**Stated exercise**. Retype all of the entries word for word.

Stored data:
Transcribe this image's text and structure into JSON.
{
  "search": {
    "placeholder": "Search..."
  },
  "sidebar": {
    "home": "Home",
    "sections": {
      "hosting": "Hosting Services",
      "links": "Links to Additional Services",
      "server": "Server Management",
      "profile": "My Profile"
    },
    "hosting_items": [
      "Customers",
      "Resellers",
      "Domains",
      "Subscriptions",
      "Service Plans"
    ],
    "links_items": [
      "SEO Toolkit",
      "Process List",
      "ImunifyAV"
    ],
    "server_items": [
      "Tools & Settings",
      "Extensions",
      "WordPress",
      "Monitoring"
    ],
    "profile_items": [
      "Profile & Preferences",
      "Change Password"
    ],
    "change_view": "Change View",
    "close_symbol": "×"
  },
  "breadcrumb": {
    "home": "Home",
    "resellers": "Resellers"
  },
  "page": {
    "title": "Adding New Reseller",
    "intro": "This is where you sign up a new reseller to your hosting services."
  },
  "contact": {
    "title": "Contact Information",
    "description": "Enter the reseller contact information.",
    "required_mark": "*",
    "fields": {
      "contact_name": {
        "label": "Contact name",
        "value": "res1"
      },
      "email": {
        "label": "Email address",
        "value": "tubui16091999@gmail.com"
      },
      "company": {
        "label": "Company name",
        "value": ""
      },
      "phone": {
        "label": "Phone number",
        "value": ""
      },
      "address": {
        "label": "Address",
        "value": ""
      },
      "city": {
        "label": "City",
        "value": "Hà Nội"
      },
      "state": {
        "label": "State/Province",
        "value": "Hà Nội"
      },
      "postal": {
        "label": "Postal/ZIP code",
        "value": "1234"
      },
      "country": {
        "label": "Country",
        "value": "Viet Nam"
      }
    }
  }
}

**Answer for the task**.
Transcribe this image's text and structure into JSON.
{
  "search": {
    "placeholder": "Search..."
  },
  "sidebar": {
    "home": "Home",
    "sections": {
      "hosting": "Hosting Services",
      "links": "Links to Additional Services",
      "server": "Server Management",
      "profile": "My Profile"
    },
    "hosting_items": [
      "Customers",
      "Resellers",
      "Domains",
      "Subscriptions",
      "Service Plans"
    ],
    "links_items": [
      "SEO Toolkit",
      "Process List",
      "ImunifyAV"
    ],
    "server_items": [
      "Tools & Settings",
      "Extensions",
      "WordPress",
      "Monitoring"
    ],
    "profile_items": [
      "Profile & Preferences",
      "Change Password"
    ],
    "change_view": "Change View",
    "close_symbol": "×"
  },
  "breadcrumb": {
    "home": "Home",
    "resellers": "Resellers"
  },
  "page": {
    "title": "Adding New Reseller",
    "intro": "This is where you sign up a new reseller to your hosting services."
  },
  "contact": {
    "title": "Contact Information",
    "description": "Enter the reseller contact information.",
    "required_mark": "*",
    "fields": {
      "contact_name": {
        "label": "Contact name",
        "value": "res1"
      },
      "email": {
        "label": "Email address",
        "value": "tubui16091999@gmail.com"
      },
      "company": {
        "label": "Company name",
        "value": ""
      },
      "phone": {
        "label": "Phone number",
        "value": ""
      },
      "address": {
        "label": "Address",
        "value": ""
      },
      "city": {
        "label": "City",
        "value": "Hà Nội"
      },
      "state": {
        "label": "State/Province",
        "value": "Hà Nội"
      },
      "postal": {
        "label": "Postal/ZIP code",
        "value": "1234"
      },
      "country": {
        "label": "Country",
        "value": "Viet Nam"
      }
    }
  }
}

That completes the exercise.